Filter the lines below, copying only those with the string "City".

** START **

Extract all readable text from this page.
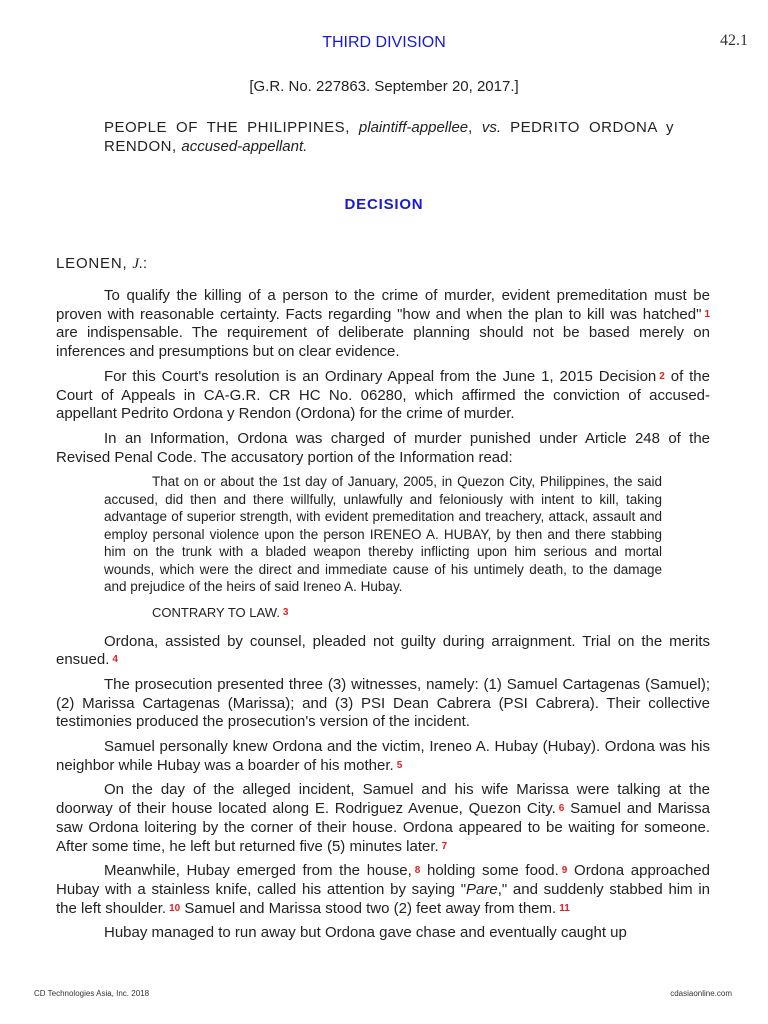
42.1
THIRD DIVISION
[G.R. No. 227863. September 20, 2017.]
PEOPLE OF THE PHILIPPINES, plaintiff-appellee, vs. PEDRITO ORDONA y RENDON, accused-appellant.
DECISION
LEONEN, J.:

To qualify the killing of a person to the crime of murder, evident premeditation must be proven with reasonable certainty. Facts regarding "how and when the plan to kill was hatched" 1 are indispensable. The requirement of deliberate planning should not be based merely on inferences and presumptions but on clear evidence.

For this Court's resolution is an Ordinary Appeal from the June 1, 2015 Decision 2 of the Court of Appeals in CA-G.R. CR HC No. 06280, which affirmed the conviction of accused-appellant Pedrito Ordona y Rendon (Ordona) for the crime of murder.

In an Information, Ordona was charged of murder punished under Article 248 of the Revised Penal Code. The accusatory portion of the Information read:

That on or about the 1st day of January, 2005, in Quezon City, Philippines, the said accused, did then and there willfully, unlawfully and feloniously with intent to kill, taking advantage of superior strength, with evident premeditation and treachery, attack, assault and employ personal violence upon the person IRENEO A. HUBAY, by then and there stabbing him on the trunk with a bladed weapon thereby inflicting upon him serious and mortal wounds, which were the direct and immediate cause of his untimely death, to the damage and prejudice of the heirs of said Ireneo A. Hubay.

CONTRARY TO LAW. 3

Ordona, assisted by counsel, pleaded not guilty during arraignment. Trial on the merits ensued. 4

The prosecution presented three (3) witnesses, namely: (1) Samuel Cartagenas (Samuel); (2) Marissa Cartagenas (Marissa); and (3) PSI Dean Cabrera (PSI Cabrera). Their collective testimonies produced the prosecution's version of the incident.

Samuel personally knew Ordona and the victim, Ireneo A. Hubay (Hubay). Ordona was his neighbor while Hubay was a boarder of his mother. 5

On the day of the alleged incident, Samuel and his wife Marissa were talking at the doorway of their house located along E. Rodriguez Avenue, Quezon City. 6 Samuel and Marissa saw Ordona loitering by the corner of their house. Ordona appeared to be waiting for someone. After some time, he left but returned five (5) minutes later. 7

Meanwhile, Hubay emerged from the house, 8 holding some food. 9 Ordona approached Hubay with a stainless knife, called his attention by saying "Pare," and suddenly stabbed him in the left shoulder. 10 Samuel and Marissa stood two (2) feet away from them. 11

Hubay managed to run away but Ordona gave chase and eventually caught up

CD Technologies Asia, Inc. 2018	cdasiaonline.com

** END **

» FULL OUTPUT:
That on or about the 1st day of January, 2005, in Quezon City, Philippines, the said accused, did then and there willfully, unlawfully and feloniously with intent to kill, taking advantage of superior strength, with evident premeditation and treachery, attack, assault and employ personal violence upon the person IRENEO A. HUBAY, by then and there stabbing him on the trunk with a bladed weapon thereby inflicting upon him serious and mortal wounds, which were the direct and immediate cause of his untimely death, to the damage and prejudice of the heirs of said Ireneo A. Hubay.
On the day of the alleged incident, Samuel and his wife Marissa were talking at the doorway of their house located along E. Rodriguez Avenue, Quezon City. 6 Samuel and Marissa saw Ordona loitering by the corner of their house. Ordona appeared to be waiting for someone. After some time, he left but returned five (5) minutes later. 7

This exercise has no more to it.